Task goal: Retype the material below. Keep every word exactly as it is.

Records:
◆ ◆ ◆ ◆
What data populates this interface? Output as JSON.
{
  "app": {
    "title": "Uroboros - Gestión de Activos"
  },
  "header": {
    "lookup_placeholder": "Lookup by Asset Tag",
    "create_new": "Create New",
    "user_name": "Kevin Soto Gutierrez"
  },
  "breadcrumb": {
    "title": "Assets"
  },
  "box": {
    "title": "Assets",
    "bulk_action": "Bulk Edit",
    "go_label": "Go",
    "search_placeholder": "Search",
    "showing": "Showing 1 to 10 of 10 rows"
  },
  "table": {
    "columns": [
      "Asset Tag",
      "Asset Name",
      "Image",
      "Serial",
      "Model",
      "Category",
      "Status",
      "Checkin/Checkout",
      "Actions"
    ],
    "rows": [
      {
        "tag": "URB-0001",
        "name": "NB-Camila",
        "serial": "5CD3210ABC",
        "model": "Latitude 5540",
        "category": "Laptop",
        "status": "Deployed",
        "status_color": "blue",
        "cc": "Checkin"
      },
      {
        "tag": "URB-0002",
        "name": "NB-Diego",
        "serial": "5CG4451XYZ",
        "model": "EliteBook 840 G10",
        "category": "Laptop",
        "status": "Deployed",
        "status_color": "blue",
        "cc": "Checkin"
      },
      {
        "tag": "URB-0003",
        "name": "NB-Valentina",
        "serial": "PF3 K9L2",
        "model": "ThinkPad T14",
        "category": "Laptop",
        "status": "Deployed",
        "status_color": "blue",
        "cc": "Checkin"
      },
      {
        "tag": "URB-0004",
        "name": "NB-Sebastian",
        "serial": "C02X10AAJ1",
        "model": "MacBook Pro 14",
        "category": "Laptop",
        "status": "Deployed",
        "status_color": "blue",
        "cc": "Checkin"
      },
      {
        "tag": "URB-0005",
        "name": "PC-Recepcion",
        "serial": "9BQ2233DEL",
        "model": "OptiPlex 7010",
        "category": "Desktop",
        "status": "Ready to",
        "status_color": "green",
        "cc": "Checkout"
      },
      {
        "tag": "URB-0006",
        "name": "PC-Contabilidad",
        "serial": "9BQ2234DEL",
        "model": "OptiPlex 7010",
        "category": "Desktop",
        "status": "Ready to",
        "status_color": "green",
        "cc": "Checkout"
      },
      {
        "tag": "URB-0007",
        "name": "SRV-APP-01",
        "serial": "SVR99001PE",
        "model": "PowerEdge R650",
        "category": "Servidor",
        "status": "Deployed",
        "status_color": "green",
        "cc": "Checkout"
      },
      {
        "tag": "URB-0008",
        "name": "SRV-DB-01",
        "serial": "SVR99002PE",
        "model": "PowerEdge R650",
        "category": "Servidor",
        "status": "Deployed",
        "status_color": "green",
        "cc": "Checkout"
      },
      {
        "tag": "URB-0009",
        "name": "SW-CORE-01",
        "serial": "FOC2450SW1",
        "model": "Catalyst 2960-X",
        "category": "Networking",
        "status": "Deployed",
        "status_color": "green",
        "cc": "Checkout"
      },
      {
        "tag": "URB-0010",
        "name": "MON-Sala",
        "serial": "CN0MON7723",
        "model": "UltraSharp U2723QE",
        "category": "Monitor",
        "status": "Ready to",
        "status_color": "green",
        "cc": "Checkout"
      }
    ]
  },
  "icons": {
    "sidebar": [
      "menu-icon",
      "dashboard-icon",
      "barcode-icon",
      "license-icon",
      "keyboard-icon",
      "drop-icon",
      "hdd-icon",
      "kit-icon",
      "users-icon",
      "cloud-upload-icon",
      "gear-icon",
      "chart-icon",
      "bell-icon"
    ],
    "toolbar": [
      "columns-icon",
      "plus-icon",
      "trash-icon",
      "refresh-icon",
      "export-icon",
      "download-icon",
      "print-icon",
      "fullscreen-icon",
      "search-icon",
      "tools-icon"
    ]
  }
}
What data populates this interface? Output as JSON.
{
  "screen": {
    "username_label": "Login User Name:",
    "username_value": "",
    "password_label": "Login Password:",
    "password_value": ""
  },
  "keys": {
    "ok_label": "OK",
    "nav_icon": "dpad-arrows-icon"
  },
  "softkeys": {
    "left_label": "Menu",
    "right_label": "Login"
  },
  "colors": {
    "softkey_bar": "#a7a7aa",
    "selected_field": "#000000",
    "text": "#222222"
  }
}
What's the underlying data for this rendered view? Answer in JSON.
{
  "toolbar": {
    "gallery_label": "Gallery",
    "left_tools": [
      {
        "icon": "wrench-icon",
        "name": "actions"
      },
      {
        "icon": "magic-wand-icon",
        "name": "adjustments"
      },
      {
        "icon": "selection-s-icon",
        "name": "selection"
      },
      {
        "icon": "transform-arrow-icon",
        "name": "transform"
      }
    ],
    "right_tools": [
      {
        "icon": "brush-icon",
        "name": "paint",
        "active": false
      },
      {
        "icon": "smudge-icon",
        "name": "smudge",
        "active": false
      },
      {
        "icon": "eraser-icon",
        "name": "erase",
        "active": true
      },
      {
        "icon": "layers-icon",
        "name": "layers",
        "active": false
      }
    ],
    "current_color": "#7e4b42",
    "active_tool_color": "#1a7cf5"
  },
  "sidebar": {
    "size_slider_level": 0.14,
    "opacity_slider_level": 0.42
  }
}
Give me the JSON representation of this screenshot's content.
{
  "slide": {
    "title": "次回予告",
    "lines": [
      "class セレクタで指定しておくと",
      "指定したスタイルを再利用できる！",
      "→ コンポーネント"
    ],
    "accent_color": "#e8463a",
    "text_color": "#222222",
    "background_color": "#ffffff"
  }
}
◆ ◆ ◆ ◆
Response below:
What data populates this interface? Output as JSON.
{
  "app": {
    "title": "Uroboros - Gestión de Activos"
  },
  "header": {
    "lookup_placeholder": "Lookup by Asset Tag",
    "create_new": "Create New",
    "user_name": "Kevin Soto Gutierrez"
  },
  "breadcrumb": {
    "title": "Assets"
  },
  "box": {
    "title": "Assets",
    "bulk_action": "Bulk Edit",
    "go_label": "Go",
    "search_placeholder": "Search",
    "showing": "Showing 1 to 10 of 10 rows"
  },
  "table": {
    "columns": [
      "Asset Tag",
      "Asset Name",
      "Image",
      "Serial",
      "Model",
      "Category",
      "Status",
      "Checkin/Checkout",
      "Actions"
    ],
    "rows": [
      {
        "tag": "URB-0001",
        "name": "NB-Camila",
        "serial": "5CD3210ABC",
        "model": "Latitude 5540",
        "category": "Laptop",
        "status": "Deployed",
        "status_color": "blue",
        "cc": "Checkin"
      },
      {
        "tag": "URB-0002",
        "name": "NB-Diego",
        "serial": "5CG4451XYZ",
        "model": "EliteBook 840 G10",
        "category": "Laptop",
        "status": "Deployed",
        "status_color": "blue",
        "cc": "Checkin"
      },
      {
        "tag": "URB-0003",
        "name": "NB-Valentina",
        "serial": "PF3 K9L2",
        "model": "ThinkPad T14",
        "category": "Laptop",
        "status": "Deployed",
        "status_color": "blue",
        "cc": "Checkin"
      },
      {
        "tag": "URB-0004",
        "name": "NB-Sebastian",
        "serial": "C02X10AAJ1",
        "model": "MacBook Pro 14",
        "category": "Laptop",
        "status": "Deployed",
        "status_color": "blue",
        "cc": "Checkin"
      },
      {
        "tag": "URB-0005",
        "name": "PC-Recepcion",
        "serial": "9BQ2233DEL",
        "model": "OptiPlex 7010",
        "category": "Desktop",
        "status": "Ready to",
        "status_color": "green",
        "cc": "Checkout"
      },
      {
        "tag": "URB-0006",
        "name": "PC-Contabilidad",
        "serial": "9BQ2234DEL",
        "model": "OptiPlex 7010",
        "category": "Desktop",
        "status": "Ready to",
        "status_color": "green",
        "cc": "Checkout"
      },
      {
        "tag": "URB-0007",
        "name": "SRV-APP-01",
        "serial": "SVR99001PE",
        "model": "PowerEdge R650",
        "category": "Servidor",
        "status": "Deployed",
        "status_color": "green",
        "cc": "Checkout"
      },
      {
        "tag": "URB-0008",
        "name": "SRV-DB-01",
        "serial": "SVR99002PE",
        "model": "PowerEdge R650",
        "category": "Servidor",
        "status": "Deployed",
        "status_color": "green",
        "cc": "Checkout"
      },
      {
        "tag": "URB-0009",
        "name": "SW-CORE-01",
        "serial": "FOC2450SW1",
        "model": "Catalyst 2960-X",
        "category": "Networking",
        "status": "Deployed",
        "status_color": "green",
        "cc": "Checkout"
      },
      {
        "tag": "URB-0010",
        "name": "MON-Sala",
        "serial": "CN0MON7723",
        "model": "UltraSharp U2723QE",
        "category": "Monitor",
        "status": "Ready to",
        "status_color": "green",
        "cc": "Checkout"
      }
    ]
  },
  "icons": {
    "sidebar": [
      "menu-icon",
      "dashboard-icon",
      "barcode-icon",
      "license-icon",
      "keyboard-icon",
      "drop-icon",
      "hdd-icon",
      "kit-icon",
      "users-icon",
      "cloud-upload-icon",
      "gear-icon",
      "chart-icon",
      "bell-icon"
    ],
    "toolbar": [
      "columns-icon",
      "plus-icon",
      "trash-icon",
      "refresh-icon",
      "export-icon",
      "download-icon",
      "print-icon",
      "fullscreen-icon",
      "search-icon",
      "tools-icon"
    ]
  }
}
What data populates this interface? Output as JSON.
{
  "screen": {
    "username_label": "Login User Name:",
    "username_value": "",
    "password_label": "Login Password:",
    "password_value": ""
  },
  "keys": {
    "ok_label": "OK",
    "nav_icon": "dpad-arrows-icon"
  },
  "softkeys": {
    "left_label": "Menu",
    "right_label": "Login"
  },
  "colors": {
    "softkey_bar": "#a7a7aa",
    "selected_field": "#000000",
    "text": "#222222"
  }
}
What's the underlying data for this rendered view? Answer in JSON.
{
  "toolbar": {
    "gallery_label": "Gallery",
    "left_tools": [
      {
        "icon": "wrench-icon",
        "name": "actions"
      },
      {
        "icon": "magic-wand-icon",
        "name": "adjustments"
      },
      {
        "icon": "selection-s-icon",
        "name": "selection"
      },
      {
        "icon": "transform-arrow-icon",
        "name": "transform"
      }
    ],
    "right_tools": [
      {
        "icon": "brush-icon",
        "name": "paint",
        "active": false
      },
      {
        "icon": "smudge-icon",
        "name": "smudge",
        "active": false
      },
      {
        "icon": "eraser-icon",
        "name": "erase",
        "active": true
      },
      {
        "icon": "layers-icon",
        "name": "layers",
        "active": false
      }
    ],
    "current_color": "#7e4b42",
    "active_tool_color": "#1a7cf5"
  },
  "sidebar": {
    "size_slider_level": 0.14,
    "opacity_slider_level": 0.42
  }
}
Give me the JSON representation of this screenshot's content.
{
  "slide": {
    "title": "次回予告",
    "lines": [
      "class セレクタで指定しておくと",
      "指定したスタイルを再利用できる！",
      "→ コンポーネント"
    ],
    "accent_color": "#e8463a",
    "text_color": "#222222",
    "background_color": "#ffffff"
  }
}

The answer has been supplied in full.